» EXERCISE TASK
Work through the material below line by line and say how many lines include the word "дней". Only the number, please.

» RAW RECORDS
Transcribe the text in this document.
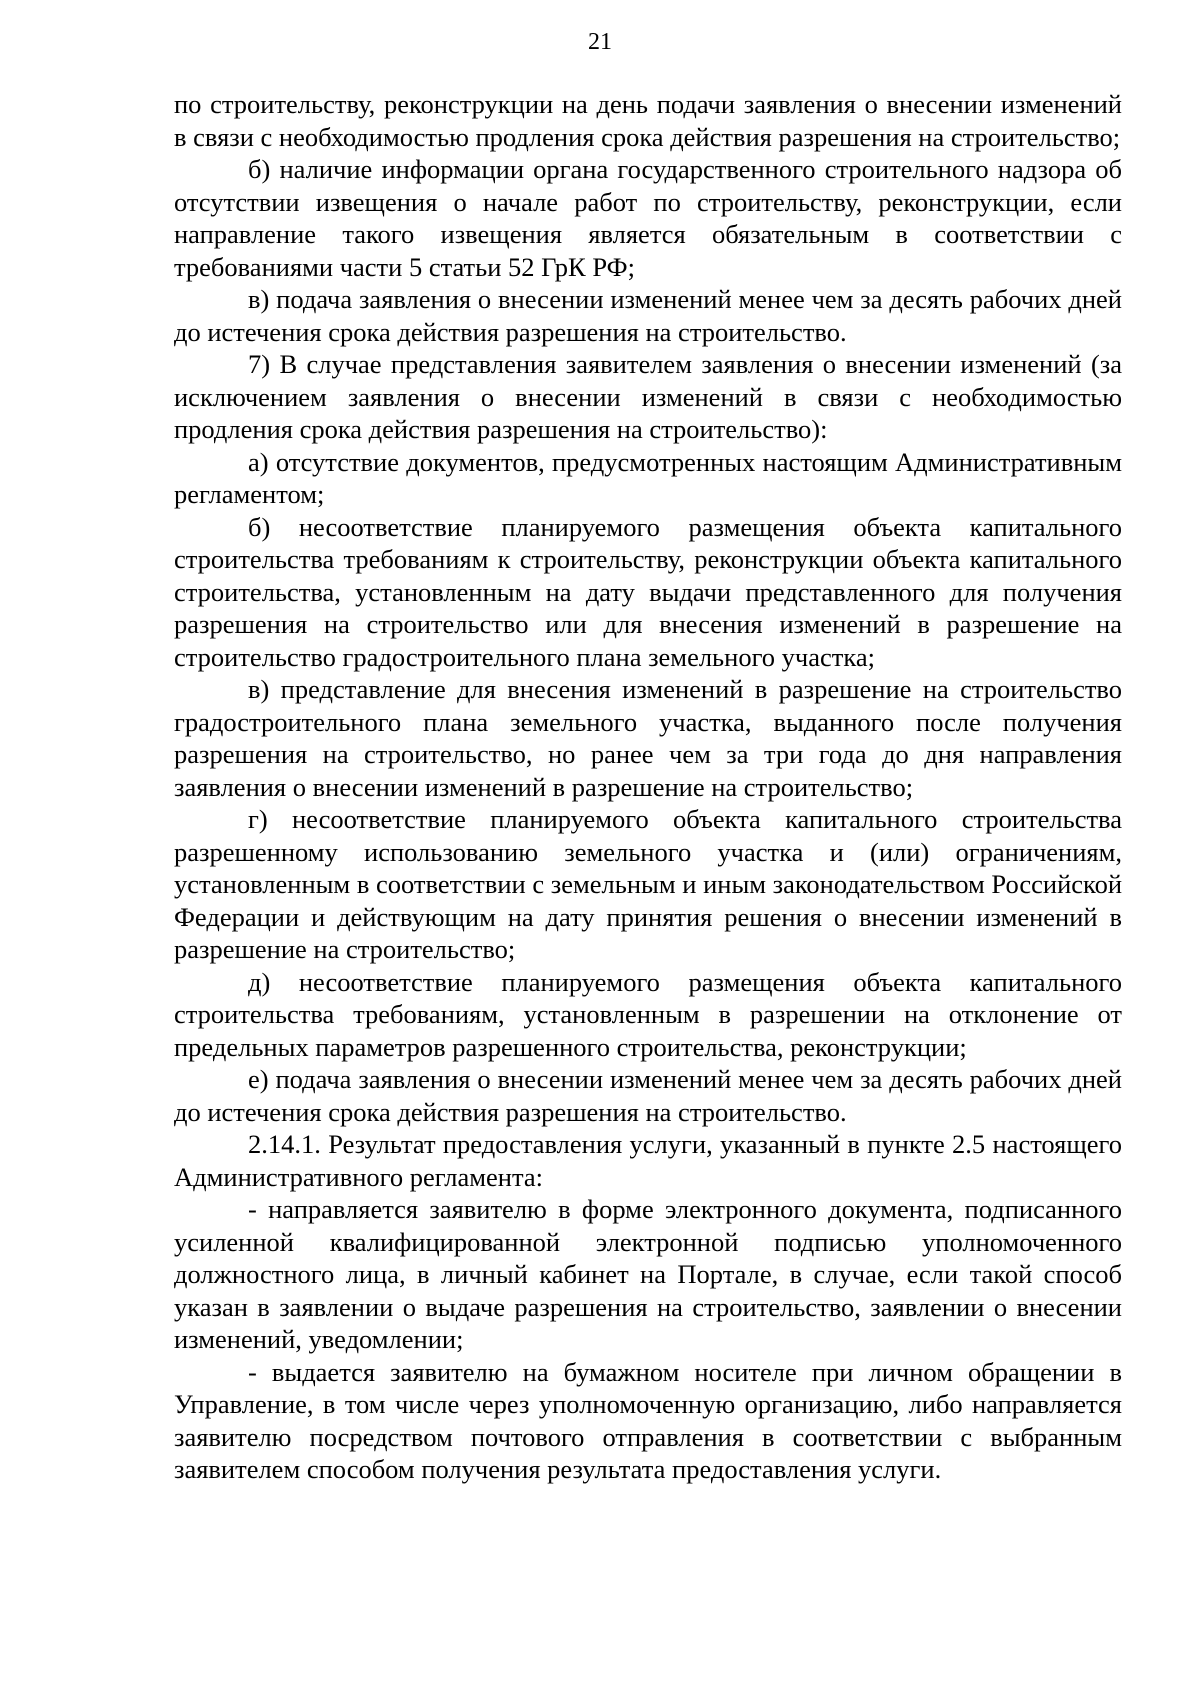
21

по строительству, реконструкции на день подачи заявления о внесении изменений в связи с необходимостью продления срока действия разрешения на строительство;

б) наличие информации органа государственного строительного надзора об отсутствии извещения о начале работ по строительству, реконструкции, если направление такого извещения является обязательным в соответствии с требованиями части 5 статьи 52 ГрК РФ;

в) подача заявления о внесении изменений менее чем за десять рабочих дней до истечения срока действия разрешения на строительство.

7) В случае представления заявителем заявления о внесении изменений (за исключением заявления о внесении изменений в связи с необходимостью продления срока действия разрешения на строительство):

а) отсутствие документов, предусмотренных настоящим Административным регламентом;

б) несоответствие планируемого размещения объекта капитального строительства требованиям к строительству, реконструкции объекта капитального строительства, установленным на дату выдачи представленного для получения разрешения на строительство или для внесения изменений в разрешение на строительство градостроительного плана земельного участка;

в) представление для внесения изменений в разрешение на строительство градостроительного плана земельного участка, выданного после получения разрешения на строительство, но ранее чем за три года до дня направления заявления о внесении изменений в разрешение на строительство;

г) несоответствие планируемого объекта капитального строительства разрешенному использованию земельного участка и (или) ограничениям, установленным в соответствии с земельным и иным законодательством Российской Федерации и действующим на дату принятия решения о внесении изменений в разрешение на строительство;

д) несоответствие планируемого размещения объекта капитального строительства требованиям, установленным в разрешении на отклонение от предельных параметров разрешенного строительства, реконструкции;

е) подача заявления о внесении изменений менее чем за десять рабочих дней до истечения срока действия разрешения на строительство.

2.14.1. Результат предоставления услуги, указанный в пункте 2.5 настоящего Административного регламента:

- направляется заявителю в форме электронного документа, подписанного усиленной квалифицированной электронной подписью уполномоченного должностного лица, в личный кабинет на Портале, в случае, если такой способ указан в заявлении о выдаче разрешения на строительство, заявлении о внесении изменений, уведомлении;

- выдается заявителю на бумажном носителе при личном обращении в Управление, в том числе через уполномоченную организацию, либо направляется заявителю посредством почтового отправления в соответствии с выбранным заявителем способом получения результата предоставления услуги.
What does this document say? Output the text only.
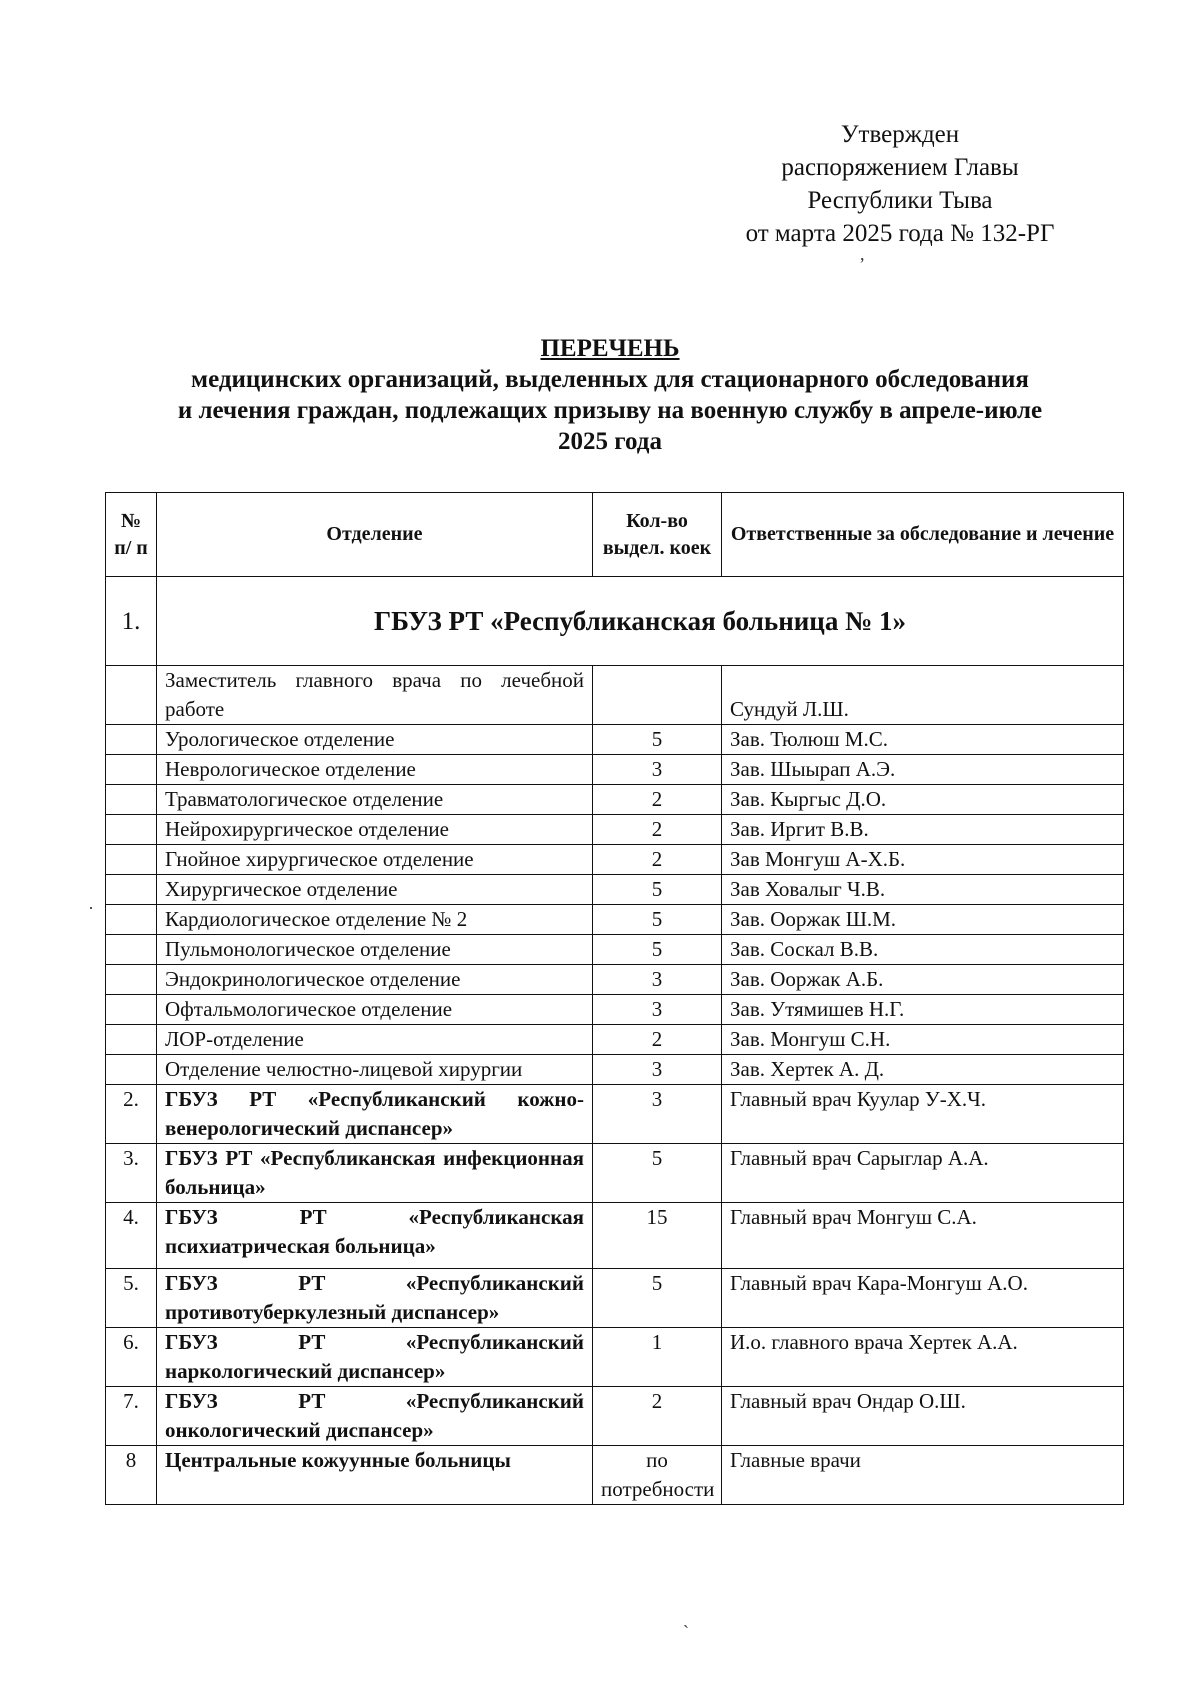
Утвержден
распоряжением Главы
Республики Тыва
от марта 2025 года № 132-РГ
,
·
ˋ
ПЕРЕЧЕНЬ
медицинских организаций, выделенных для стационарного обследования
и лечения граждан, подлежащих призыву на военную службу в апреле-июле
2025 года
№ п/ п	Отделение	Кол-во выдел. коек	Ответственные за обследование и лечение
1.	ГБУЗ РТ «Республиканская больница № 1»		
	Заместитель главного врача по лечебной работе		Сундуй Л.Ш.
	Урологическое отделение	5	Зав. Тюлюш М.С.
	Неврологическое отделение	3	Зав. Шыырап А.Э.
	Травматологическое отделение	2	Зав. Кыргыс Д.О.
	Нейрохирургическое отделение	2	Зав. Иргит В.В.
	Гнойное хирургическое отделение	2	Зав Монгуш А-Х.Б.
	Хирургическое отделение	5	Зав Ховалыг Ч.В.
	Кардиологическое отделение № 2	5	Зав. Ооржак Ш.М.
	Пульмонологическое отделение	5	Зав. Соскал В.В.
	Эндокринологическое отделение	3	Зав. Ооржак А.Б.
	Офтальмологическое отделение	3	Зав. Утямишев Н.Г.
	ЛОР-отделение	2	Зав. Монгуш С.Н.
	Отделение челюстно-лицевой хирургии	3	Зав. Хертек А. Д.
2.	ГБУЗ РТ «Республиканский кожно-венерологический диспансер»	3	Главный врач Куулар У-Х.Ч.
3.	ГБУЗ РТ «Республиканская инфекционная больница»	5	Главный врач Сарыглар А.А.
4.	ГБУЗ РТ «Республиканская психиатрическая больница»	15	Главный врач Монгуш С.А.
5.	ГБУЗ РТ «Республиканский противотуберкулезный диспансер»	5	Главный врач Кара-Монгуш А.О.
6.	ГБУЗ РТ «Республиканский наркологический диспансер»	1	И.о. главного врача Хертек А.А.
7.	ГБУЗ РТ «Республиканский онкологический диспансер»	2	Главный врач Ондар О.Ш.
8	Центральные кожуунные больницы	по потребности	Главные врачи
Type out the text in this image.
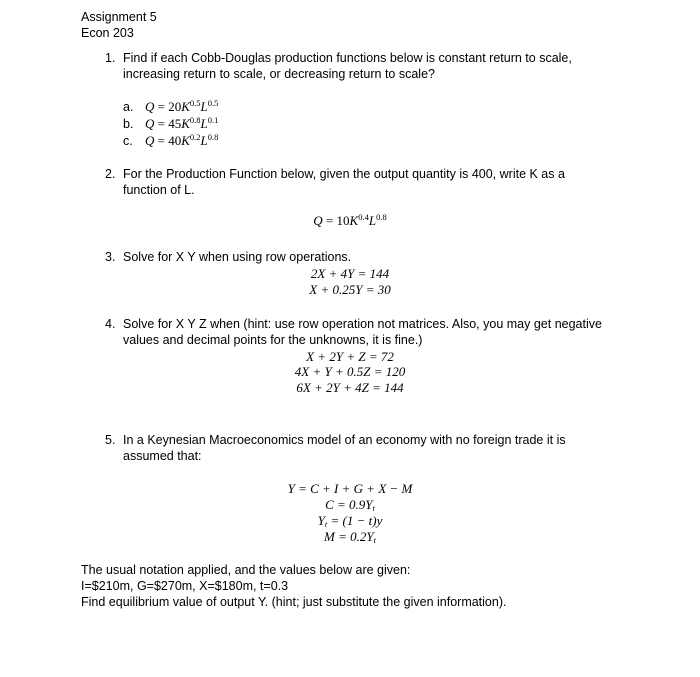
Assignment 5
Econ 203
1. Find if each Cobb-Douglas production functions below is constant return to scale,
increasing return to scale, or decreasing return to scale?
a. $Q = 20K^{0.5}L^{0.5}$
b. $Q = 45K^{0.8}L^{0.1}$
c. $Q = 40K^{0.2}L^{0.8}$
2. For the Production Function below, given the output quantity is 400, write K as a
function of L.
$Q = 10K^{0.4}L^{0.8}$
3. Solve for X Y when using row operations.
2X + 4Y = 144
X + 0.25Y = 30
4. Solve for X Y Z when (hint: use row operation not matrices. Also, you may get negative
values and decimal points for the unknowns, it is fine.)
X + 2Y + Z = 72
4X + Y + 0.5Z = 120
6X + 2Y + 4Z = 144
5. In a Keynesian Macroeconomics model of an economy with no foreign trade it is
assumed that:
Y = C + I + G + X − M
$C = 0.9Y_t$
$Y_t = (1 - t)y$
$M = 0.2Y_t$
The usual notation applied, and the values below are given:
I=$210m, G=$270m, X=$180m, t=0.3
Find equilibrium value of output Y. (hint; just substitute the given information).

» THE RESPONSE
2